Below are entries. Pull out all lines containing "color".

Dataset entries on figures:
--- begin ---

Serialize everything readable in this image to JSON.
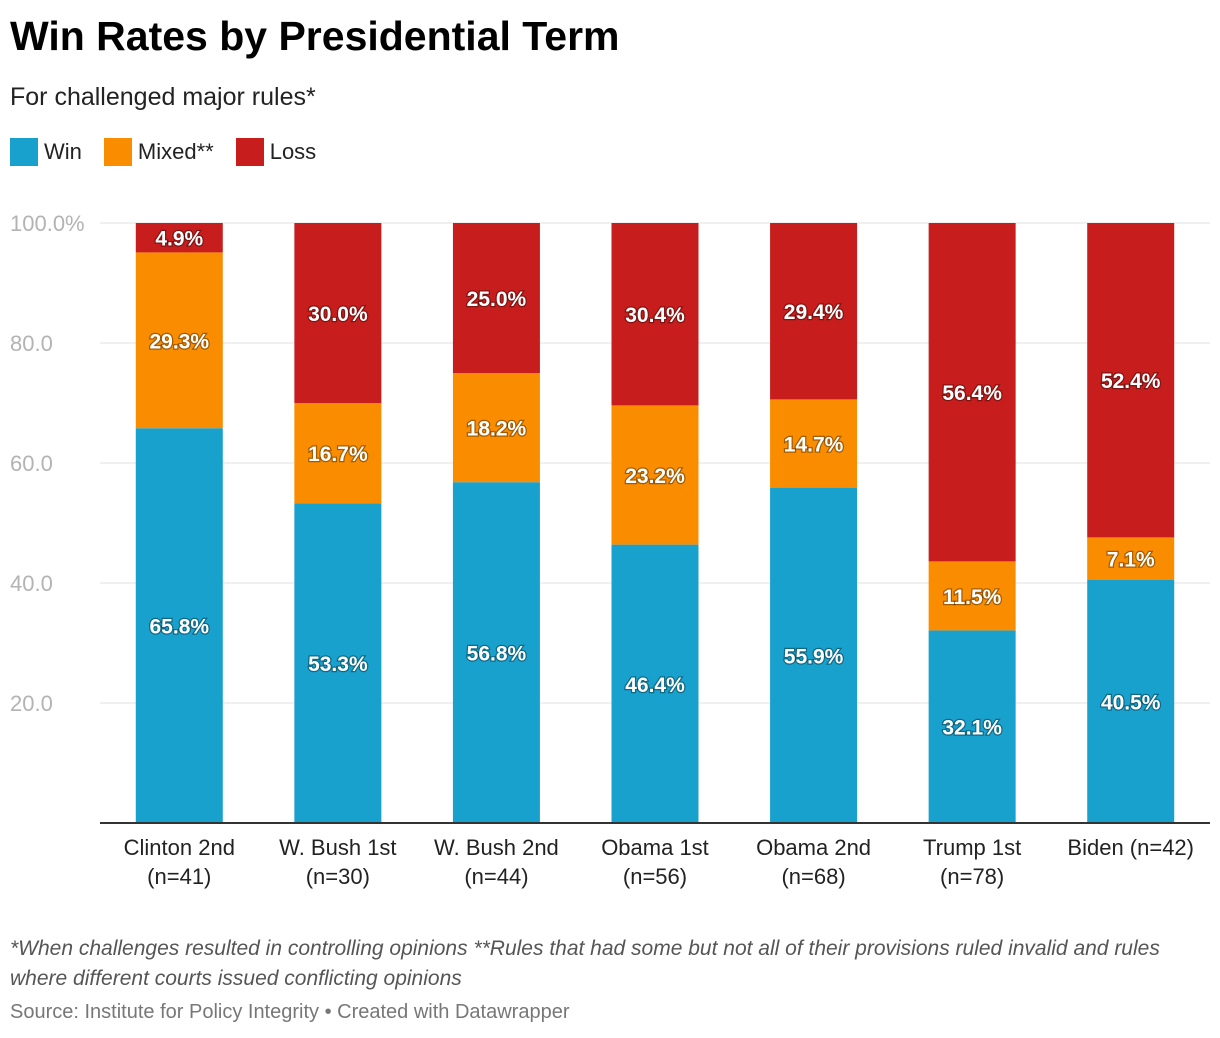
{
  "title": "Win Rates by Presidential Term",
  "subtitle": "For challenged major rules*",
  "legend": [
    {
      "label": "Win",
      "color": "#18a1cd"
    },
    {
      "label": "Mixed**",
      "color": "#fa8c00"
    },
    {
      "label": "Loss",
      "color": "#c71e1d"
    }
  ],
  "chart_data": {
    "type": "bar",
    "stacked": true,
    "categories": [
      [
        "Clinton 2nd",
        "(n=41)"
      ],
      [
        "W. Bush 1st",
        "(n=30)"
      ],
      [
        "W. Bush 2nd",
        "(n=44)"
      ],
      [
        "Obama 1st",
        "(n=56)"
      ],
      [
        "Obama 2nd",
        "(n=68)"
      ],
      [
        "Trump 1st",
        "(n=78)"
      ],
      [
        "Biden (n=42)",
        ""
      ]
    ],
    "series": [
      {
        "name": "Win",
        "color": "#18a1cd",
        "values": [
          65.8,
          53.3,
          56.8,
          46.4,
          55.9,
          32.1,
          40.5
        ]
      },
      {
        "name": "Mixed**",
        "color": "#fa8c00",
        "values": [
          29.3,
          16.7,
          18.2,
          23.2,
          14.7,
          11.5,
          7.1
        ]
      },
      {
        "name": "Loss",
        "color": "#c71e1d",
        "values": [
          4.9,
          30.0,
          25.0,
          30.4,
          29.4,
          56.4,
          52.4
        ]
      }
    ],
    "y_ticks": [
      "20.0",
      "40.0",
      "60.0",
      "80.0",
      "100.0%"
    ],
    "y_tick_values": [
      20,
      40,
      60,
      80,
      100
    ],
    "ylim": [
      0,
      100
    ],
    "grid": true,
    "legend_position": "top-left"
  },
  "footnote": "*When challenges resulted in controlling opinions **Rules that had some but not all of their provisions ruled invalid and rules where different courts issued conflicting opinions",
  "source": "Source: Institute for Policy Integrity • Created with Datawrapper"
}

--- end ---

## Answer to the problem
      "color": "#18a1cd"
      "color": "#fa8c00"
      "color": "#c71e1d"
        "color": "#18a1cd",
        "color": "#fa8c00",
        "color": "#c71e1d",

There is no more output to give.